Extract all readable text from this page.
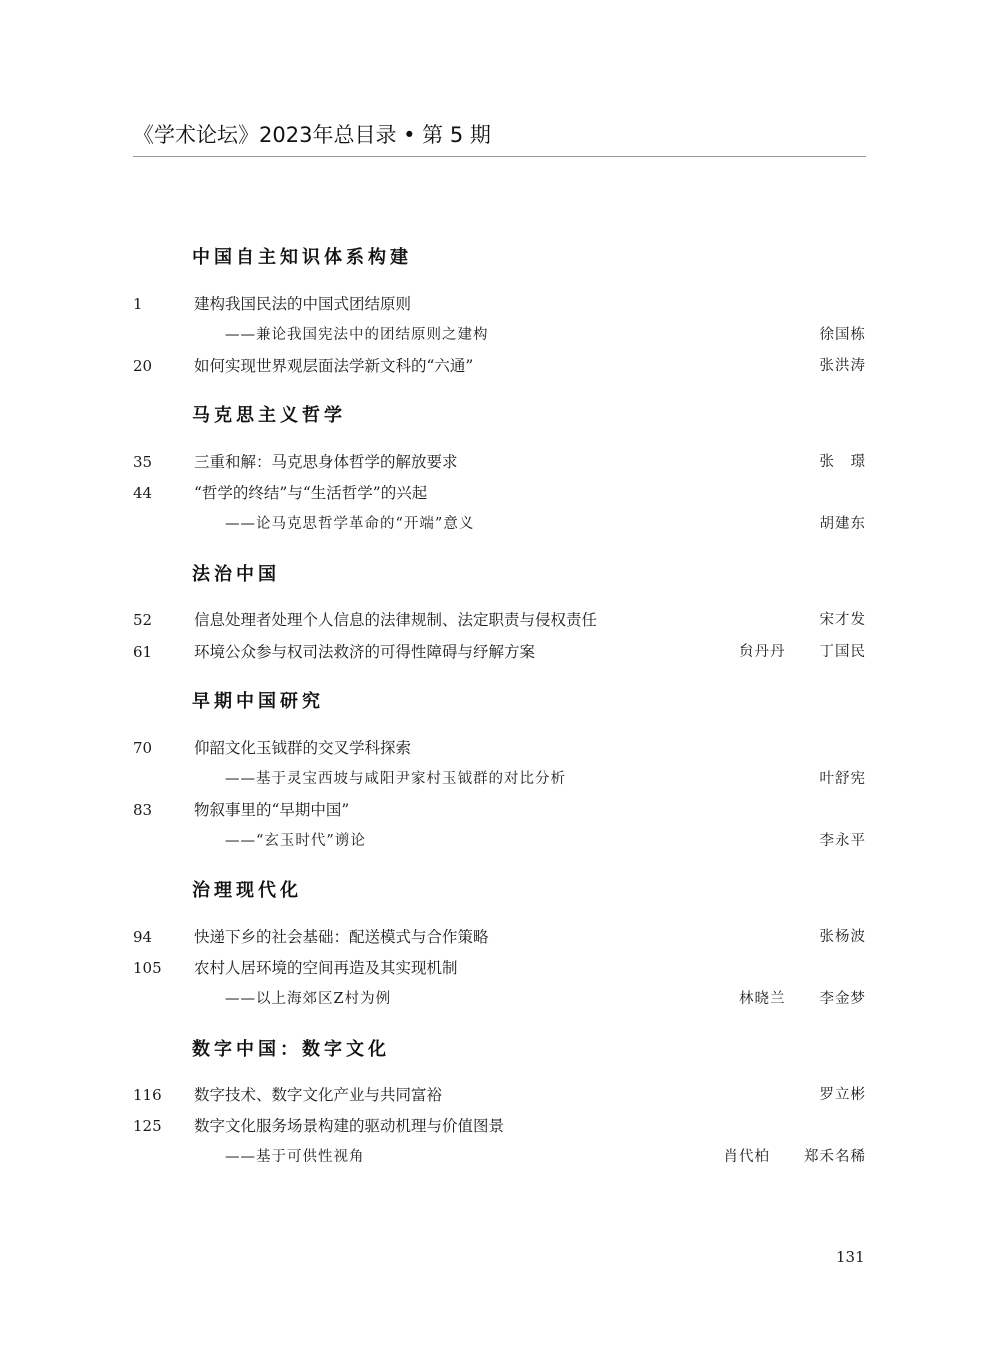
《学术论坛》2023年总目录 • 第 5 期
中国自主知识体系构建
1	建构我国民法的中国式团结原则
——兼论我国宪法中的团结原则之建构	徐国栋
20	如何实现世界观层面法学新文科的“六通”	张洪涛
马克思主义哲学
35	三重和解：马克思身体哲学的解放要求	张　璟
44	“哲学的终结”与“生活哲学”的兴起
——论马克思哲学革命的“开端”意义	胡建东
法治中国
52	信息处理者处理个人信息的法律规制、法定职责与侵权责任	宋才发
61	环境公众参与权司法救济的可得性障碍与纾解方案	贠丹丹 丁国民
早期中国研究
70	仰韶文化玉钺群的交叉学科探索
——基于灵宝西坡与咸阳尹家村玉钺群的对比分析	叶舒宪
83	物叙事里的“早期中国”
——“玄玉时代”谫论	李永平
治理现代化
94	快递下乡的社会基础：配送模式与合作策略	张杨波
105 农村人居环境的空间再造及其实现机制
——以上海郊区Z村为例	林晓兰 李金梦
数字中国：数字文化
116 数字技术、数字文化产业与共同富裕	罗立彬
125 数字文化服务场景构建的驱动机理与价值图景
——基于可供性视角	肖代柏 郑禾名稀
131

■ ■ ■ ■ ■

### AIM
Reproduce each record from above exactly; pictures do not belong in the copy.

### SOLUTION TO THIS TASK
Extract all readable text from this page.
《学术论坛》2023年总目录 • 第 5 期
中国自主知识体系构建
1	建构我国民法的中国式团结原则
——兼论我国宪法中的团结原则之建构	徐国栋
20	如何实现世界观层面法学新文科的“六通”	张洪涛
马克思主义哲学
35	三重和解：马克思身体哲学的解放要求	张　璟
44	“哲学的终结”与“生活哲学”的兴起
——论马克思哲学革命的“开端”意义	胡建东
法治中国
52	信息处理者处理个人信息的法律规制、法定职责与侵权责任	宋才发
61	环境公众参与权司法救济的可得性障碍与纾解方案	贠丹丹 丁国民
早期中国研究
70	仰韶文化玉钺群的交叉学科探索
——基于灵宝西坡与咸阳尹家村玉钺群的对比分析	叶舒宪
83	物叙事里的“早期中国”
——“玄玉时代”谫论	李永平
治理现代化
94	快递下乡的社会基础：配送模式与合作策略	张杨波
105 农村人居环境的空间再造及其实现机制
——以上海郊区Z村为例	林晓兰 李金梦
数字中国：数字文化
116 数字技术、数字文化产业与共同富裕	罗立彬
125 数字文化服务场景构建的驱动机理与价值图景
——基于可供性视角	肖代柏 郑禾名稀
131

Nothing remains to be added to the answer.